> **WHAT THE TASK ASKS**:
Repeat each line exactly, leaving nothing out.

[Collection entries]
★ ★ ★ ★ ★

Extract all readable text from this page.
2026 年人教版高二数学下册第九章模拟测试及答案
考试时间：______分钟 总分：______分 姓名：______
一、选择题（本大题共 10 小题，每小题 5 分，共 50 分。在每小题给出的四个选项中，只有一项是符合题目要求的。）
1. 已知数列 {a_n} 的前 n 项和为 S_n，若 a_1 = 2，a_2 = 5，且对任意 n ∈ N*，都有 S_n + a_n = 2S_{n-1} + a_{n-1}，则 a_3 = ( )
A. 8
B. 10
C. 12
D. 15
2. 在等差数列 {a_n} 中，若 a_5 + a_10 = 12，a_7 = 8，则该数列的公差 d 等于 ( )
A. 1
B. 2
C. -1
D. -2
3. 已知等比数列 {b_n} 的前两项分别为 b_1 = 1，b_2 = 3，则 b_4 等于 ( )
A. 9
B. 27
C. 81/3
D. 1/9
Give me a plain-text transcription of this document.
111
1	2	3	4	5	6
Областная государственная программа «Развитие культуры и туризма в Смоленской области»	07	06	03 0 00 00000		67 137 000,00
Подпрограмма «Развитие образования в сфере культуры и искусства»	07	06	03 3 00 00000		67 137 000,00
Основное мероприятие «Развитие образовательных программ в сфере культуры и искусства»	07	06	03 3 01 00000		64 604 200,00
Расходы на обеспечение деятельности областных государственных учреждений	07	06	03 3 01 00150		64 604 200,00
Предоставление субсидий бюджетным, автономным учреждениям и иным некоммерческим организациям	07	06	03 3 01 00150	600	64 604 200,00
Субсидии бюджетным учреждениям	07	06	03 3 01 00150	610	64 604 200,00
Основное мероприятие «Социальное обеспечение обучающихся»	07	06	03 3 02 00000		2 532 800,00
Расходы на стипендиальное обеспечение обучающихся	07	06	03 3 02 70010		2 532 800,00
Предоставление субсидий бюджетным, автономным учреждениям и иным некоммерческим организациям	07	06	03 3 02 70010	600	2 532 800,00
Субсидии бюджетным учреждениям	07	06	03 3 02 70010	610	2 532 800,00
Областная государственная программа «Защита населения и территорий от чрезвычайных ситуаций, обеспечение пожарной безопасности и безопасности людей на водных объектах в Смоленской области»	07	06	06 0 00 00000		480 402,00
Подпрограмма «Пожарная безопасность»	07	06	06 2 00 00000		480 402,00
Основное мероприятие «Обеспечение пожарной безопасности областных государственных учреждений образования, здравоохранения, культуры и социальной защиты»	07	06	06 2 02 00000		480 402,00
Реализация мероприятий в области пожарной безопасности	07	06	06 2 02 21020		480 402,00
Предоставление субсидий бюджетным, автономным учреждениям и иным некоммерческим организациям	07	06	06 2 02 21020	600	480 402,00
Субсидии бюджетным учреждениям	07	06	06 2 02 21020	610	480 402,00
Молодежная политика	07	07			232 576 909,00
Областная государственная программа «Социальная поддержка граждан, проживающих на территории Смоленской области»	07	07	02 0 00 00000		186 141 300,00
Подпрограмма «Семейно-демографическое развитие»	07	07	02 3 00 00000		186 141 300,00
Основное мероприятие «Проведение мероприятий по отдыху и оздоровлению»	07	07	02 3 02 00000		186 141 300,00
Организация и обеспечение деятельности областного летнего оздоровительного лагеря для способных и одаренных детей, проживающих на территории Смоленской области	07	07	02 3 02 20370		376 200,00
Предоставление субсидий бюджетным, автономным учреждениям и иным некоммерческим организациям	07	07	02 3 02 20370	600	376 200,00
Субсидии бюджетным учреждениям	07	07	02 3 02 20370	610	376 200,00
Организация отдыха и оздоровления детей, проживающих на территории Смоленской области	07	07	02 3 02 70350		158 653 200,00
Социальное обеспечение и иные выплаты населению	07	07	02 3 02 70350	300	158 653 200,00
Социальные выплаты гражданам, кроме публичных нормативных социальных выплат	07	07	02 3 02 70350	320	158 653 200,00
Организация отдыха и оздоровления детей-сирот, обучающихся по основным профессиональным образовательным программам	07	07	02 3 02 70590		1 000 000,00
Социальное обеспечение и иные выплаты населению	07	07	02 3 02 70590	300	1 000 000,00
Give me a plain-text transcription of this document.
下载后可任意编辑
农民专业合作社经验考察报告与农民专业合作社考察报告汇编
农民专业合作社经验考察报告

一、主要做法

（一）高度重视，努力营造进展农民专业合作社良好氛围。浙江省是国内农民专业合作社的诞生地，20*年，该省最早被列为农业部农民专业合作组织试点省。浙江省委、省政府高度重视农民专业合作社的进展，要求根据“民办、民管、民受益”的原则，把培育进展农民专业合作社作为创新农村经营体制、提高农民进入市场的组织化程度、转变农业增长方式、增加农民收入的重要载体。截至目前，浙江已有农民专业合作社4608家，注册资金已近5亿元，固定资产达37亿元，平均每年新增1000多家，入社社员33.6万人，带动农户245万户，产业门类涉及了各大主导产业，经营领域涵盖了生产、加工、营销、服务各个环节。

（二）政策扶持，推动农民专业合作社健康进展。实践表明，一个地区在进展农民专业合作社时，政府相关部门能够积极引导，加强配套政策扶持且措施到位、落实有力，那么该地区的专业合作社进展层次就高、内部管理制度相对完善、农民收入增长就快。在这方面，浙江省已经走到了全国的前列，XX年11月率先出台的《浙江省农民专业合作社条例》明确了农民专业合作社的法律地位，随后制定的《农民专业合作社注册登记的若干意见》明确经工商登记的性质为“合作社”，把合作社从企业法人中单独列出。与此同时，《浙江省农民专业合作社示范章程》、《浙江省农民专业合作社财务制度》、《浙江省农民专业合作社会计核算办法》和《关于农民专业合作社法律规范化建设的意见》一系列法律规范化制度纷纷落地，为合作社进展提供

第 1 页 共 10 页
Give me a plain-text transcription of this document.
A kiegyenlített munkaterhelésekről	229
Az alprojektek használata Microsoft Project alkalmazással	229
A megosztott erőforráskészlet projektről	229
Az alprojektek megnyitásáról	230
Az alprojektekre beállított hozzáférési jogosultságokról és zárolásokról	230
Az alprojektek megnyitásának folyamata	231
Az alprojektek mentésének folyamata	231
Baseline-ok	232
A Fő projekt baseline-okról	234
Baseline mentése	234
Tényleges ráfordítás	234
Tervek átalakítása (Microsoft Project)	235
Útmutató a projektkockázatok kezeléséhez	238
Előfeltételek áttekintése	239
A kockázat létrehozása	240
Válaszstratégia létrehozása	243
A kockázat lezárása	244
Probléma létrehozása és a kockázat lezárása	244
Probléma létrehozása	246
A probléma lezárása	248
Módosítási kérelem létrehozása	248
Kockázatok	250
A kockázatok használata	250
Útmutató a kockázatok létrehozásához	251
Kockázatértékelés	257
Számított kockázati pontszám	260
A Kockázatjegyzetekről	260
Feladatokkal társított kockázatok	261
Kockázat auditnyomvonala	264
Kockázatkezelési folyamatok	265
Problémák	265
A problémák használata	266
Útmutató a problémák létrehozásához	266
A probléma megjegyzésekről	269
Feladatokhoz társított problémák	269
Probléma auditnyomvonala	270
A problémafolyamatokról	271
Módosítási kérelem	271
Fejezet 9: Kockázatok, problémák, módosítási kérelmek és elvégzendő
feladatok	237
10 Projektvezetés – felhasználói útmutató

★ ★ ★ ★ ★

> **FINISHED ANSWER**:
Extract all readable text from this page.
2026 年人教版高二数学下册第九章模拟测试及答案
考试时间：______分钟 总分：______分 姓名：______
一、选择题（本大题共 10 小题，每小题 5 分，共 50 分。在每小题给出的四个选项中，只有一项是符合题目要求的。）
1. 已知数列 {a_n} 的前 n 项和为 S_n，若 a_1 = 2，a_2 = 5，且对任意 n ∈ N*，都有 S_n + a_n = 2S_{n-1} + a_{n-1}，则 a_3 = ( )
A. 8
B. 10
C. 12
D. 15
2. 在等差数列 {a_n} 中，若 a_5 + a_10 = 12，a_7 = 8，则该数列的公差 d 等于 ( )
A. 1
B. 2
C. -1
D. -2
3. 已知等比数列 {b_n} 的前两项分别为 b_1 = 1，b_2 = 3，则 b_4 等于 ( )
A. 9
B. 27
C. 81/3
D. 1/9
Give me a plain-text transcription of this document.
111
1	2	3	4	5	6
Областная государственная программа «Развитие культуры и туризма в Смоленской области»	07	06	03 0 00 00000		67 137 000,00
Подпрограмма «Развитие образования в сфере культуры и искусства»	07	06	03 3 00 00000		67 137 000,00
Основное мероприятие «Развитие образовательных программ в сфере культуры и искусства»	07	06	03 3 01 00000		64 604 200,00
Расходы на обеспечение деятельности областных государственных учреждений	07	06	03 3 01 00150		64 604 200,00
Предоставление субсидий бюджетным, автономным учреждениям и иным некоммерческим организациям	07	06	03 3 01 00150	600	64 604 200,00
Субсидии бюджетным учреждениям	07	06	03 3 01 00150	610	64 604 200,00
Основное мероприятие «Социальное обеспечение обучающихся»	07	06	03 3 02 00000		2 532 800,00
Расходы на стипендиальное обеспечение обучающихся	07	06	03 3 02 70010		2 532 800,00
Предоставление субсидий бюджетным, автономным учреждениям и иным некоммерческим организациям	07	06	03 3 02 70010	600	2 532 800,00
Субсидии бюджетным учреждениям	07	06	03 3 02 70010	610	2 532 800,00
Областная государственная программа «Защита населения и территорий от чрезвычайных ситуаций, обеспечение пожарной безопасности и безопасности людей на водных объектах в Смоленской области»	07	06	06 0 00 00000		480 402,00
Подпрограмма «Пожарная безопасность»	07	06	06 2 00 00000		480 402,00
Основное мероприятие «Обеспечение пожарной безопасности областных государственных учреждений образования, здравоохранения, культуры и социальной защиты»	07	06	06 2 02 00000		480 402,00
Реализация мероприятий в области пожарной безопасности	07	06	06 2 02 21020		480 402,00
Предоставление субсидий бюджетным, автономным учреждениям и иным некоммерческим организациям	07	06	06 2 02 21020	600	480 402,00
Субсидии бюджетным учреждениям	07	06	06 2 02 21020	610	480 402,00
Молодежная политика	07	07			232 576 909,00
Областная государственная программа «Социальная поддержка граждан, проживающих на территории Смоленской области»	07	07	02 0 00 00000		186 141 300,00
Подпрограмма «Семейно-демографическое развитие»	07	07	02 3 00 00000		186 141 300,00
Основное мероприятие «Проведение мероприятий по отдыху и оздоровлению»	07	07	02 3 02 00000		186 141 300,00
Организация и обеспечение деятельности областного летнего оздоровительного лагеря для способных и одаренных детей, проживающих на территории Смоленской области	07	07	02 3 02 20370		376 200,00
Предоставление субсидий бюджетным, автономным учреждениям и иным некоммерческим организациям	07	07	02 3 02 20370	600	376 200,00
Субсидии бюджетным учреждениям	07	07	02 3 02 20370	610	376 200,00
Организация отдыха и оздоровления детей, проживающих на территории Смоленской области	07	07	02 3 02 70350		158 653 200,00
Социальное обеспечение и иные выплаты населению	07	07	02 3 02 70350	300	158 653 200,00
Социальные выплаты гражданам, кроме публичных нормативных социальных выплат	07	07	02 3 02 70350	320	158 653 200,00
Организация отдыха и оздоровления детей-сирот, обучающихся по основным профессиональным образовательным программам	07	07	02 3 02 70590		1 000 000,00
Социальное обеспечение и иные выплаты населению	07	07	02 3 02 70590	300	1 000 000,00
Give me a plain-text transcription of this document.
下载后可任意编辑
农民专业合作社经验考察报告与农民专业合作社考察报告汇编
农民专业合作社经验考察报告

一、主要做法

（一）高度重视，努力营造进展农民专业合作社良好氛围。浙江省是国内农民专业合作社的诞生地，20*年，该省最早被列为农业部农民专业合作组织试点省。浙江省委、省政府高度重视农民专业合作社的进展，要求根据“民办、民管、民受益”的原则，把培育进展农民专业合作社作为创新农村经营体制、提高农民进入市场的组织化程度、转变农业增长方式、增加农民收入的重要载体。截至目前，浙江已有农民专业合作社4608家，注册资金已近5亿元，固定资产达37亿元，平均每年新增1000多家，入社社员33.6万人，带动农户245万户，产业门类涉及了各大主导产业，经营领域涵盖了生产、加工、营销、服务各个环节。

（二）政策扶持，推动农民专业合作社健康进展。实践表明，一个地区在进展农民专业合作社时，政府相关部门能够积极引导，加强配套政策扶持且措施到位、落实有力，那么该地区的专业合作社进展层次就高、内部管理制度相对完善、农民收入增长就快。在这方面，浙江省已经走到了全国的前列，XX年11月率先出台的《浙江省农民专业合作社条例》明确了农民专业合作社的法律地位，随后制定的《农民专业合作社注册登记的若干意见》明确经工商登记的性质为“合作社”，把合作社从企业法人中单独列出。与此同时，《浙江省农民专业合作社示范章程》、《浙江省农民专业合作社财务制度》、《浙江省农民专业合作社会计核算办法》和《关于农民专业合作社法律规范化建设的意见》一系列法律规范化制度纷纷落地，为合作社进展提供

第 1 页 共 10 页
Give me a plain-text transcription of this document.
A kiegyenlített munkaterhelésekről	229
Az alprojektek használata Microsoft Project alkalmazással	229
A megosztott erőforráskészlet projektről	229
Az alprojektek megnyitásáról	230
Az alprojektekre beállított hozzáférési jogosultságokról és zárolásokról	230
Az alprojektek megnyitásának folyamata	231
Az alprojektek mentésének folyamata	231
Baseline-ok	232
A Fő projekt baseline-okról	234
Baseline mentése	234
Tényleges ráfordítás	234
Tervek átalakítása (Microsoft Project)	235
Útmutató a projektkockázatok kezeléséhez	238
Előfeltételek áttekintése	239
A kockázat létrehozása	240
Válaszstratégia létrehozása	243
A kockázat lezárása	244
Probléma létrehozása és a kockázat lezárása	244
Probléma létrehozása	246
A probléma lezárása	248
Módosítási kérelem létrehozása	248
Kockázatok	250
A kockázatok használata	250
Útmutató a kockázatok létrehozásához	251
Kockázatértékelés	257
Számított kockázati pontszám	260
A Kockázatjegyzetekről	260
Feladatokkal társított kockázatok	261
Kockázat auditnyomvonala	264
Kockázatkezelési folyamatok	265
Problémák	265
A problémák használata	266
Útmutató a problémák létrehozásához	266
A probléma megjegyzésekről	269
Feladatokhoz társított problémák	269
Probléma auditnyomvonala	270
A problémafolyamatokról	271
Módosítási kérelem	271
Fejezet 9: Kockázatok, problémák, módosítási kérelmek és elvégzendő
feladatok	237
10 Projektvezetés – felhasználói útmutató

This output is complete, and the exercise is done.